■ Task to carry out ■
All entries must be extracted exactly, with nothing added or dropped.

(Records)
>> Begin
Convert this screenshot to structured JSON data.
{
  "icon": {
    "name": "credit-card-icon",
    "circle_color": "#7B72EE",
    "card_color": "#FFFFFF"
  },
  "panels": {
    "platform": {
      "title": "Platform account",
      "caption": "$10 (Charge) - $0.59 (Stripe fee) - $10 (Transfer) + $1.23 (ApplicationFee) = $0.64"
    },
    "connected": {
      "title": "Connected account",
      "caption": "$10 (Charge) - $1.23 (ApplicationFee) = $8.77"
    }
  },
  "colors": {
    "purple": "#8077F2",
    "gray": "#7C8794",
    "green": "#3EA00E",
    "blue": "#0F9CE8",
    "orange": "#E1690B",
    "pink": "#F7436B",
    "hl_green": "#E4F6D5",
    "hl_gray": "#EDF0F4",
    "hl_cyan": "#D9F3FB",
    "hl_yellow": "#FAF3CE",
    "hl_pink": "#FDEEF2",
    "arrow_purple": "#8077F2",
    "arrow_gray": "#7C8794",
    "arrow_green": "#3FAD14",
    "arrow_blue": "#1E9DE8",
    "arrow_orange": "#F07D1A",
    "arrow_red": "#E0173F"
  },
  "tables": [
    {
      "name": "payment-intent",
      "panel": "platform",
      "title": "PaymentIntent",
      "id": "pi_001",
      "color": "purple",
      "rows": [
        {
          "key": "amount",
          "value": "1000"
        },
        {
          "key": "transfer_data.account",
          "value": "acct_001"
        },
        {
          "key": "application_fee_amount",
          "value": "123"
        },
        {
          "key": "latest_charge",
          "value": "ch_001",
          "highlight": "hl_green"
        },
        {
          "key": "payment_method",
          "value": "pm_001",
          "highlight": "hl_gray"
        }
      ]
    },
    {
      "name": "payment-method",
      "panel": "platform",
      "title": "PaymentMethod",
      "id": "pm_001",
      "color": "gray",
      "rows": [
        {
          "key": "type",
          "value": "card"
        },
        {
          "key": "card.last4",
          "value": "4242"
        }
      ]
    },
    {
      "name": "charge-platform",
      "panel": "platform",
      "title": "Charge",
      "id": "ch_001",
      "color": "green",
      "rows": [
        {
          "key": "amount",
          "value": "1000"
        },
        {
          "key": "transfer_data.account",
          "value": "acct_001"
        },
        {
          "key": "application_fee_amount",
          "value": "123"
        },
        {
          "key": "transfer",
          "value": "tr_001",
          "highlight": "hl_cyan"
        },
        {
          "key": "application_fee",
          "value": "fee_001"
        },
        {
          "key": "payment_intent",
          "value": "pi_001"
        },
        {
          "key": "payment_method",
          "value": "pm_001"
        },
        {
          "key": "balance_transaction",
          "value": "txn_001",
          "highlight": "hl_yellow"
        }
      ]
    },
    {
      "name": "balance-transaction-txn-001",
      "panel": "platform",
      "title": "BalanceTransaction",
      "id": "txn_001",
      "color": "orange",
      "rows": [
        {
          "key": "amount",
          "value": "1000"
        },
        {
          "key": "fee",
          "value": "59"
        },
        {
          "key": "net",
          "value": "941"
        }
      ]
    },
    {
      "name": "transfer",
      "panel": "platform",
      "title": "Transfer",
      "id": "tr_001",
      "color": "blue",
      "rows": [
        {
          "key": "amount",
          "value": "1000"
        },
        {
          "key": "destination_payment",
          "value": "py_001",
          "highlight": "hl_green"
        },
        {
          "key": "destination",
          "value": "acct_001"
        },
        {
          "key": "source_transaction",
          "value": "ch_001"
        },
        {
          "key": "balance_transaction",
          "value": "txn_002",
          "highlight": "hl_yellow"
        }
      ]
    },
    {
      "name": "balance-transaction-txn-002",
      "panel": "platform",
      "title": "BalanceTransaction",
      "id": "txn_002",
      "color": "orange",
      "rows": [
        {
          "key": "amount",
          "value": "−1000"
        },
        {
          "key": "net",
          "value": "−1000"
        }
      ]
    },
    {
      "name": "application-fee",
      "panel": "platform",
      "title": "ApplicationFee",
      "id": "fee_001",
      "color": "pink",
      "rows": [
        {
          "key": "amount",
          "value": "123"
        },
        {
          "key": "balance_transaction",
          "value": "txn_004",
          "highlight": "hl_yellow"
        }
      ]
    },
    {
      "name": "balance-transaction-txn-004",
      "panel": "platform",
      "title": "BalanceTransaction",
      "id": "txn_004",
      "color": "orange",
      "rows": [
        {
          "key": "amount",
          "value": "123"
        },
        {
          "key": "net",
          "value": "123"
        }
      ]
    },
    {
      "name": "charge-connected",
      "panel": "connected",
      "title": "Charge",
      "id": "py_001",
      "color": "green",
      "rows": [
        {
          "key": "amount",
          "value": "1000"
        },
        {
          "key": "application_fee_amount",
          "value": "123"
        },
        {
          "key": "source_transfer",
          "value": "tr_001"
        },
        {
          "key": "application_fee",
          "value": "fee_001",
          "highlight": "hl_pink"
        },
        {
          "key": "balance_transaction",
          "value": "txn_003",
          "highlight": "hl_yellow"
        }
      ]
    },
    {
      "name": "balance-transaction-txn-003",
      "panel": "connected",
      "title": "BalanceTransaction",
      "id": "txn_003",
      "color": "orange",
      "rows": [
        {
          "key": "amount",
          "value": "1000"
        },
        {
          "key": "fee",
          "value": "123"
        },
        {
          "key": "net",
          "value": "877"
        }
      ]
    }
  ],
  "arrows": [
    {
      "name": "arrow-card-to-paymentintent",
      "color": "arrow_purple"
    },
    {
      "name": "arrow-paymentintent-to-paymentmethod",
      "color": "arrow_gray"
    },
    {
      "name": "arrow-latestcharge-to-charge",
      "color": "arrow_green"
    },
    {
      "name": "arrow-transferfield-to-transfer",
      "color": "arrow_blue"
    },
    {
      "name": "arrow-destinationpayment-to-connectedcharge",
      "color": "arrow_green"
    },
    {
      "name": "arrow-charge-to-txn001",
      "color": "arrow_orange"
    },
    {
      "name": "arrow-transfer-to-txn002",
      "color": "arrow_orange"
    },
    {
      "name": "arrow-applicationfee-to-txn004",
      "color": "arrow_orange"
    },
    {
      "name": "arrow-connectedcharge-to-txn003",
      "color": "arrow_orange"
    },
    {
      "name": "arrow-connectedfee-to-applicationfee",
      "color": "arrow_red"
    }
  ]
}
>> End
■ Exercise output ■
Convert this screenshot to structured JSON data.
{
  "icon": {
    "name": "credit-card-icon",
    "circle_color": "#7B72EE",
    "card_color": "#FFFFFF"
  },
  "panels": {
    "platform": {
      "title": "Platform account",
      "caption": "$10 (Charge) - $0.59 (Stripe fee) - $10 (Transfer) + $1.23 (ApplicationFee) = $0.64"
    },
    "connected": {
      "title": "Connected account",
      "caption": "$10 (Charge) - $1.23 (ApplicationFee) = $8.77"
    }
  },
  "colors": {
    "purple": "#8077F2",
    "gray": "#7C8794",
    "green": "#3EA00E",
    "blue": "#0F9CE8",
    "orange": "#E1690B",
    "pink": "#F7436B",
    "hl_green": "#E4F6D5",
    "hl_gray": "#EDF0F4",
    "hl_cyan": "#D9F3FB",
    "hl_yellow": "#FAF3CE",
    "hl_pink": "#FDEEF2",
    "arrow_purple": "#8077F2",
    "arrow_gray": "#7C8794",
    "arrow_green": "#3FAD14",
    "arrow_blue": "#1E9DE8",
    "arrow_orange": "#F07D1A",
    "arrow_red": "#E0173F"
  },
  "tables": [
    {
      "name": "payment-intent",
      "panel": "platform",
      "title": "PaymentIntent",
      "id": "pi_001",
      "color": "purple",
      "rows": [
        {
          "key": "amount",
          "value": "1000"
        },
        {
          "key": "transfer_data.account",
          "value": "acct_001"
        },
        {
          "key": "application_fee_amount",
          "value": "123"
        },
        {
          "key": "latest_charge",
          "value": "ch_001",
          "highlight": "hl_green"
        },
        {
          "key": "payment_method",
          "value": "pm_001",
          "highlight": "hl_gray"
        }
      ]
    },
    {
      "name": "payment-method",
      "panel": "platform",
      "title": "PaymentMethod",
      "id": "pm_001",
      "color": "gray",
      "rows": [
        {
          "key": "type",
          "value": "card"
        },
        {
          "key": "card.last4",
          "value": "4242"
        }
      ]
    },
    {
      "name": "charge-platform",
      "panel": "platform",
      "title": "Charge",
      "id": "ch_001",
      "color": "green",
      "rows": [
        {
          "key": "amount",
          "value": "1000"
        },
        {
          "key": "transfer_data.account",
          "value": "acct_001"
        },
        {
          "key": "application_fee_amount",
          "value": "123"
        },
        {
          "key": "transfer",
          "value": "tr_001",
          "highlight": "hl_cyan"
        },
        {
          "key": "application_fee",
          "value": "fee_001"
        },
        {
          "key": "payment_intent",
          "value": "pi_001"
        },
        {
          "key": "payment_method",
          "value": "pm_001"
        },
        {
          "key": "balance_transaction",
          "value": "txn_001",
          "highlight": "hl_yellow"
        }
      ]
    },
    {
      "name": "balance-transaction-txn-001",
      "panel": "platform",
      "title": "BalanceTransaction",
      "id": "txn_001",
      "color": "orange",
      "rows": [
        {
          "key": "amount",
          "value": "1000"
        },
        {
          "key": "fee",
          "value": "59"
        },
        {
          "key": "net",
          "value": "941"
        }
      ]
    },
    {
      "name": "transfer",
      "panel": "platform",
      "title": "Transfer",
      "id": "tr_001",
      "color": "blue",
      "rows": [
        {
          "key": "amount",
          "value": "1000"
        },
        {
          "key": "destination_payment",
          "value": "py_001",
          "highlight": "hl_green"
        },
        {
          "key": "destination",
          "value": "acct_001"
        },
        {
          "key": "source_transaction",
          "value": "ch_001"
        },
        {
          "key": "balance_transaction",
          "value": "txn_002",
          "highlight": "hl_yellow"
        }
      ]
    },
    {
      "name": "balance-transaction-txn-002",
      "panel": "platform",
      "title": "BalanceTransaction",
      "id": "txn_002",
      "color": "orange",
      "rows": [
        {
          "key": "amount",
          "value": "−1000"
        },
        {
          "key": "net",
          "value": "−1000"
        }
      ]
    },
    {
      "name": "application-fee",
      "panel": "platform",
      "title": "ApplicationFee",
      "id": "fee_001",
      "color": "pink",
      "rows": [
        {
          "key": "amount",
          "value": "123"
        },
        {
          "key": "balance_transaction",
          "value": "txn_004",
          "highlight": "hl_yellow"
        }
      ]
    },
    {
      "name": "balance-transaction-txn-004",
      "panel": "platform",
      "title": "BalanceTransaction",
      "id": "txn_004",
      "color": "orange",
      "rows": [
        {
          "key": "amount",
          "value": "123"
        },
        {
          "key": "net",
          "value": "123"
        }
      ]
    },
    {
      "name": "charge-connected",
      "panel": "connected",
      "title": "Charge",
      "id": "py_001",
      "color": "green",
      "rows": [
        {
          "key": "amount",
          "value": "1000"
        },
        {
          "key": "application_fee_amount",
          "value": "123"
        },
        {
          "key": "source_transfer",
          "value": "tr_001"
        },
        {
          "key": "application_fee",
          "value": "fee_001",
          "highlight": "hl_pink"
        },
        {
          "key": "balance_transaction",
          "value": "txn_003",
          "highlight": "hl_yellow"
        }
      ]
    },
    {
      "name": "balance-transaction-txn-003",
      "panel": "connected",
      "title": "BalanceTransaction",
      "id": "txn_003",
      "color": "orange",
      "rows": [
        {
          "key": "amount",
          "value": "1000"
        },
        {
          "key": "fee",
          "value": "123"
        },
        {
          "key": "net",
          "value": "877"
        }
      ]
    }
  ],
  "arrows": [
    {
      "name": "arrow-card-to-paymentintent",
      "color": "arrow_purple"
    },
    {
      "name": "arrow-paymentintent-to-paymentmethod",
      "color": "arrow_gray"
    },
    {
      "name": "arrow-latestcharge-to-charge",
      "color": "arrow_green"
    },
    {
      "name": "arrow-transferfield-to-transfer",
      "color": "arrow_blue"
    },
    {
      "name": "arrow-destinationpayment-to-connectedcharge",
      "color": "arrow_green"
    },
    {
      "name": "arrow-charge-to-txn001",
      "color": "arrow_orange"
    },
    {
      "name": "arrow-transfer-to-txn002",
      "color": "arrow_orange"
    },
    {
      "name": "arrow-applicationfee-to-txn004",
      "color": "arrow_orange"
    },
    {
      "name": "arrow-connectedcharge-to-txn003",
      "color": "arrow_orange"
    },
    {
      "name": "arrow-connectedfee-to-applicationfee",
      "color": "arrow_red"
    }
  ]
}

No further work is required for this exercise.